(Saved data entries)
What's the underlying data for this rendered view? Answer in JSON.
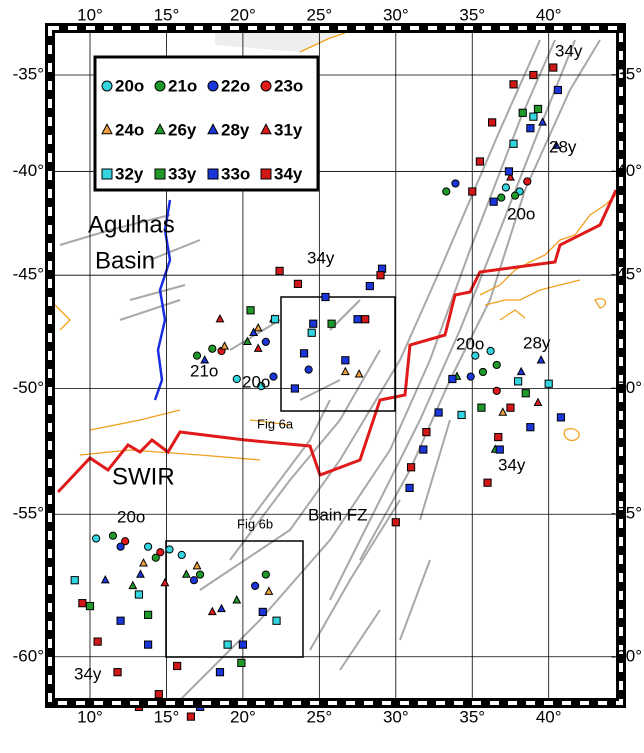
{
  "map": {
    "lon_ticks": [
      {
        "value": 10,
        "label": "10°"
      },
      {
        "value": 15,
        "label": "15°"
      },
      {
        "value": 20,
        "label": "20°"
      },
      {
        "value": 25,
        "label": "25°"
      },
      {
        "value": 30,
        "label": "30°"
      },
      {
        "value": 35,
        "label": "35°"
      },
      {
        "value": 40,
        "label": "40°"
      }
    ],
    "lat_ticks": [
      {
        "value": -35,
        "label": "-35°"
      },
      {
        "value": -40,
        "label": "-40°"
      },
      {
        "value": -45,
        "label": "-45°"
      },
      {
        "value": -50,
        "label": "-50°"
      },
      {
        "value": -55,
        "label": "-55°"
      },
      {
        "value": -60,
        "label": "-60°"
      }
    ],
    "grid": true,
    "annotations": [
      "Agulhas",
      "Basin",
      "SWIR",
      "Bain FZ",
      "Fig 6a",
      "Fig 6b",
      "34y",
      "28y",
      "20o",
      "34y",
      "21o",
      "20o",
      "20o",
      "28y",
      "34y",
      "20o",
      "34y"
    ],
    "anomalies": [
      {
        "name": "20o",
        "color": "#33d6e0",
        "symbol": "circle",
        "points": [
          [
            37.2,
            -40.8
          ],
          [
            38.1,
            -41.0
          ],
          [
            19.6,
            -49.6
          ],
          [
            21.2,
            -49.9
          ],
          [
            35.2,
            -48.6
          ],
          [
            36.2,
            -48.4
          ],
          [
            13.8,
            -56.2
          ],
          [
            15.2,
            -56.3
          ],
          [
            16.0,
            -56.5
          ],
          [
            10.4,
            -55.9
          ]
        ]
      },
      {
        "name": "21o",
        "color": "#1f9a2a",
        "symbol": "circle",
        "points": [
          [
            37.8,
            -41.2
          ],
          [
            36.9,
            -41.3
          ],
          [
            17.0,
            -48.6
          ],
          [
            18.0,
            -48.3
          ],
          [
            35.7,
            -49.3
          ],
          [
            36.6,
            -49.0
          ],
          [
            11.5,
            -55.8
          ],
          [
            14.3,
            -56.6
          ],
          [
            17.2,
            -57.2
          ],
          [
            21.5,
            -57.2
          ],
          [
            33.3,
            -41.0
          ]
        ]
      },
      {
        "name": "22o",
        "color": "#1a35d8",
        "symbol": "circle",
        "points": [
          [
            33.9,
            -40.6
          ],
          [
            22.0,
            -49.5
          ],
          [
            24.3,
            -49.2
          ],
          [
            34.9,
            -49.5
          ],
          [
            12.0,
            -56.2
          ],
          [
            16.8,
            -57.4
          ],
          [
            20.8,
            -57.6
          ],
          [
            21.5,
            -48.0
          ]
        ]
      },
      {
        "name": "23o",
        "color": "#e01a1a",
        "symbol": "circle",
        "points": [
          [
            38.6,
            -40.5
          ],
          [
            18.6,
            -48.4
          ],
          [
            36.6,
            -50.1
          ],
          [
            12.3,
            -56.0
          ],
          [
            14.6,
            -56.4
          ]
        ]
      },
      {
        "name": "24o",
        "color": "#f0a040",
        "symbol": "triangle",
        "points": [
          [
            26.7,
            -49.3
          ],
          [
            27.6,
            -49.4
          ],
          [
            18.8,
            -48.2
          ],
          [
            21.0,
            -47.4
          ],
          [
            37.0,
            -51.0
          ],
          [
            13.5,
            -56.8
          ],
          [
            17.0,
            -56.9
          ],
          [
            21.7,
            -57.8
          ]
        ]
      },
      {
        "name": "26y",
        "color": "#1f9a2a",
        "symbol": "triangle",
        "points": [
          [
            20.3,
            -48.0
          ],
          [
            22.0,
            -47.0
          ],
          [
            34.0,
            -49.5
          ],
          [
            36.5,
            -52.5
          ],
          [
            12.8,
            -57.6
          ],
          [
            16.3,
            -57.2
          ],
          [
            19.6,
            -58.1
          ]
        ]
      },
      {
        "name": "28y",
        "color": "#1a35d8",
        "symbol": "triangle",
        "points": [
          [
            40.5,
            -38.7
          ],
          [
            39.6,
            -37.5
          ],
          [
            17.5,
            -48.8
          ],
          [
            20.7,
            -47.6
          ],
          [
            38.2,
            -49.3
          ],
          [
            39.5,
            -48.8
          ],
          [
            11.0,
            -57.4
          ],
          [
            13.3,
            -57.2
          ],
          [
            18.6,
            -58.4
          ]
        ]
      },
      {
        "name": "31y",
        "color": "#e01a1a",
        "symbol": "triangle",
        "points": [
          [
            37.5,
            -40.3
          ],
          [
            18.5,
            -47.0
          ],
          [
            21.0,
            -48.3
          ],
          [
            39.3,
            -50.6
          ],
          [
            14.9,
            -57.5
          ],
          [
            18.0,
            -58.5
          ]
        ]
      },
      {
        "name": "32y",
        "color": "#33d6e0",
        "symbol": "square",
        "points": [
          [
            37.7,
            -38.6
          ],
          [
            39.0,
            -37.2
          ],
          [
            22.1,
            -47.0
          ],
          [
            24.5,
            -47.6
          ],
          [
            34.3,
            -51.1
          ],
          [
            38.0,
            -49.7
          ],
          [
            40.0,
            -49.8
          ],
          [
            9.0,
            -57.4
          ],
          [
            13.2,
            -57.9
          ],
          [
            19.0,
            -59.6
          ],
          [
            22.2,
            -58.8
          ]
        ]
      },
      {
        "name": "33y",
        "color": "#1f9a2a",
        "symbol": "square",
        "points": [
          [
            38.3,
            -37.0
          ],
          [
            39.3,
            -36.8
          ],
          [
            20.5,
            -46.6
          ],
          [
            25.8,
            -47.2
          ],
          [
            35.6,
            -50.8
          ],
          [
            38.5,
            -50.2
          ],
          [
            10.0,
            -58.3
          ],
          [
            13.8,
            -58.6
          ],
          [
            19.9,
            -60.2
          ]
        ]
      },
      {
        "name": "33o",
        "color": "#1a35d8",
        "symbol": "square",
        "points": [
          [
            36.4,
            -41.5
          ],
          [
            37.4,
            -40.0
          ],
          [
            38.8,
            -37.8
          ],
          [
            40.6,
            -35.8
          ],
          [
            23.4,
            -50.0
          ],
          [
            24.0,
            -48.5
          ],
          [
            24.6,
            -47.2
          ],
          [
            25.4,
            -46.0
          ],
          [
            26.7,
            -48.8
          ],
          [
            27.5,
            -47.0
          ],
          [
            28.3,
            -45.5
          ],
          [
            29.1,
            -44.7
          ],
          [
            30.9,
            -54.0
          ],
          [
            31.8,
            -52.5
          ],
          [
            32.8,
            -51.0
          ],
          [
            33.7,
            -49.6
          ],
          [
            36.8,
            -52.5
          ],
          [
            38.8,
            -51.6
          ],
          [
            40.8,
            -51.2
          ],
          [
            12.0,
            -58.8
          ],
          [
            13.8,
            -59.6
          ],
          [
            17.2,
            -61.6
          ],
          [
            18.5,
            -60.5
          ],
          [
            20.0,
            -59.6
          ],
          [
            21.3,
            -58.5
          ]
        ]
      },
      {
        "name": "34y",
        "color": "#d01818",
        "symbol": "square",
        "points": [
          [
            35.0,
            -41.0
          ],
          [
            35.5,
            -39.5
          ],
          [
            36.3,
            -37.5
          ],
          [
            37.7,
            -35.5
          ],
          [
            39.0,
            -35.0
          ],
          [
            40.3,
            -34.6
          ],
          [
            22.4,
            -44.8
          ],
          [
            23.6,
            -45.4
          ],
          [
            28.0,
            -47.0
          ],
          [
            29.0,
            -45.0
          ],
          [
            30.0,
            -55.3
          ],
          [
            31.0,
            -53.2
          ],
          [
            32.0,
            -51.8
          ],
          [
            36.0,
            -53.8
          ],
          [
            36.7,
            -52.0
          ],
          [
            37.5,
            -50.8
          ],
          [
            9.5,
            -58.2
          ],
          [
            10.5,
            -59.5
          ],
          [
            11.8,
            -60.5
          ],
          [
            13.2,
            -61.6
          ],
          [
            14.5,
            -61.2
          ],
          [
            15.7,
            -60.3
          ],
          [
            16.6,
            -61.9
          ]
        ]
      }
    ]
  }
}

SET TASK.
Return every line holding the word "name" from the records.

COMPLETE RESPONSE.
        "name": "20o",
        "name": "21o",
        "name": "22o",
        "name": "23o",
        "name": "24o",
        "name": "26y",
        "name": "28y",
        "name": "31y",
        "name": "32y",
        "name": "33y",
        "name": "33o",
        "name": "34y",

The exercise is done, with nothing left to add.